Hay que recordar también que a
mediados del siglo XI, El Papa León IX (1049-1054), nacido probablemente en
Egisheim (Alsacia, actual Francia), llegó a Roma a pie, con un hábito de
peregrino y fue aclamado unánimemente por la multitud; le acompañaban sus
hombres de confianza, entre los que se encontraba Hugo de Cluny. Enseguida
convocó un Concilio en Rehims, al que no asistió Enrique I (Rey de Francia), en
el que arremetió contra los excesos del clero francés, consiguiendo que algunos
Obispos pidieran perdón, arrepentidos de su mal proceder. Se enfrentó también a
Berengario de Tours, el cual blasfemaba asegurando que la presencia de Cristo
en la Eucaristía no era real sino solamente virtual. Viajó mucho y convoco varios Concilios entre los que destacan el ya
nombrado de Rehims, además del de Letrán, Pavía y Maguncia.
En los últimos años de su vida,
este Pontifice, luchó contra los normandos, los cuales se encontraban
instalados en el sur de Italia, y trataban de apoderarse de los territorios Pontificios; el Papa armó un
ejército que por desgracia resultó derrotado en Civitate, por Hunifredo de
Apulia y Roberto Guiscardo, cayendo prisionero durante mucho tiempo, y habiendo
enfermando gravemente por las pésimas condiciones de su encierro, finalmente fue liberado, aunque murió al poco tiempo a
consecuencia de las penalidades sufridas durante su cautiverio, el 19 de abril
de 1954. Fue canonizado por el Papa Beato Víctor III en el año 1087.
==========
--- Enunciado ---
Conteste brevemente según el texto sobre León IX:
1. ¿Cómo llegó León IX a Roma?
2. ¿Dónde fue derrotado el ejército que armó el Papa contra los normandos?
3. ¿Quién canonizó a León IX y en qué año?
Para responder, utilice solamente el texto sobre León IX.

--- Datos proporcionados ---
==========
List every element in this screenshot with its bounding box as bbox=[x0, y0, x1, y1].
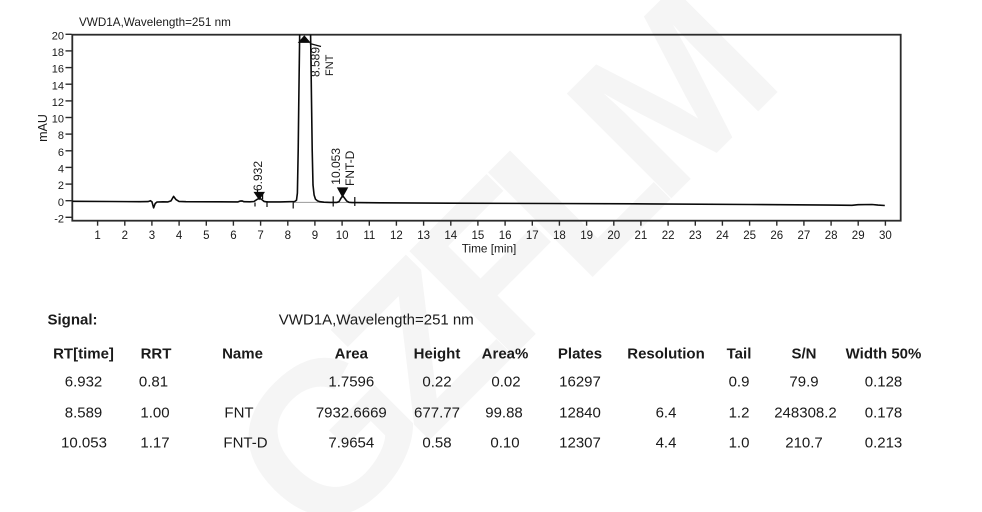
svg-text:9: 9 bbox=[312, 230, 318, 242]
svg-text:4: 4 bbox=[58, 164, 64, 176]
svg-text:26: 26 bbox=[770, 230, 783, 242]
svg-text:4: 4 bbox=[176, 230, 183, 242]
svg-text:10.053: 10.053 bbox=[329, 148, 343, 185]
svg-text:30: 30 bbox=[879, 230, 892, 242]
svg-text:17: 17 bbox=[526, 230, 539, 242]
svg-text:11: 11 bbox=[363, 230, 375, 242]
svg-text:10: 10 bbox=[52, 114, 64, 126]
svg-text:13: 13 bbox=[417, 230, 430, 242]
svg-text:28: 28 bbox=[825, 230, 838, 242]
svg-text:12: 12 bbox=[390, 230, 403, 242]
svg-text:2: 2 bbox=[122, 230, 128, 242]
svg-text:6: 6 bbox=[230, 230, 236, 242]
svg-text:2: 2 bbox=[58, 180, 64, 192]
svg-text:22: 22 bbox=[662, 230, 675, 242]
svg-text:mAU: mAU bbox=[36, 114, 50, 142]
svg-text:7: 7 bbox=[257, 230, 263, 242]
svg-text:12: 12 bbox=[52, 97, 64, 109]
svg-text:10: 10 bbox=[336, 230, 349, 242]
svg-text:8: 8 bbox=[285, 230, 291, 242]
svg-text:15: 15 bbox=[472, 230, 485, 242]
svg-text:29: 29 bbox=[852, 230, 865, 242]
svg-text:Time [min]: Time [min] bbox=[462, 242, 517, 256]
svg-text:3: 3 bbox=[149, 230, 155, 242]
svg-text:-2: -2 bbox=[54, 213, 64, 225]
svg-text:6: 6 bbox=[58, 147, 64, 159]
svg-text:24: 24 bbox=[716, 230, 729, 242]
svg-text:FNT: FNT bbox=[324, 54, 336, 76]
svg-text:1: 1 bbox=[94, 230, 100, 242]
svg-text:19: 19 bbox=[580, 230, 593, 242]
svg-text:16: 16 bbox=[52, 64, 64, 76]
svg-text:14: 14 bbox=[444, 230, 457, 242]
svg-text:21: 21 bbox=[635, 230, 648, 242]
svg-text:16: 16 bbox=[499, 230, 512, 242]
svg-text:0: 0 bbox=[58, 197, 64, 209]
svg-text:8.589: 8.589 bbox=[308, 47, 322, 77]
svg-text:5: 5 bbox=[203, 230, 209, 242]
svg-text:25: 25 bbox=[743, 230, 756, 242]
svg-text:23: 23 bbox=[689, 230, 702, 242]
svg-text:20: 20 bbox=[52, 30, 64, 42]
svg-text:18: 18 bbox=[553, 230, 566, 242]
svg-text:14: 14 bbox=[52, 80, 64, 92]
svg-text:8: 8 bbox=[58, 130, 64, 142]
svg-text:VWD1A,Wavelength=251 nm: VWD1A,Wavelength=251 nm bbox=[79, 16, 231, 29]
svg-text:27: 27 bbox=[798, 230, 811, 242]
svg-text:6.932: 6.932 bbox=[251, 161, 265, 191]
svg-text:20: 20 bbox=[607, 230, 620, 242]
svg-text:FNT-D: FNT-D bbox=[343, 150, 357, 186]
svg-text:18: 18 bbox=[52, 47, 64, 59]
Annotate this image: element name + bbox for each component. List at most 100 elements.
==========
--- Respuesta ---
1. Llegó a pie, con un hábito de peregrino.
2. Fue derrotado en Civitate.
3. Lo canonizó el Papa Beato Víctor III en el año 1087.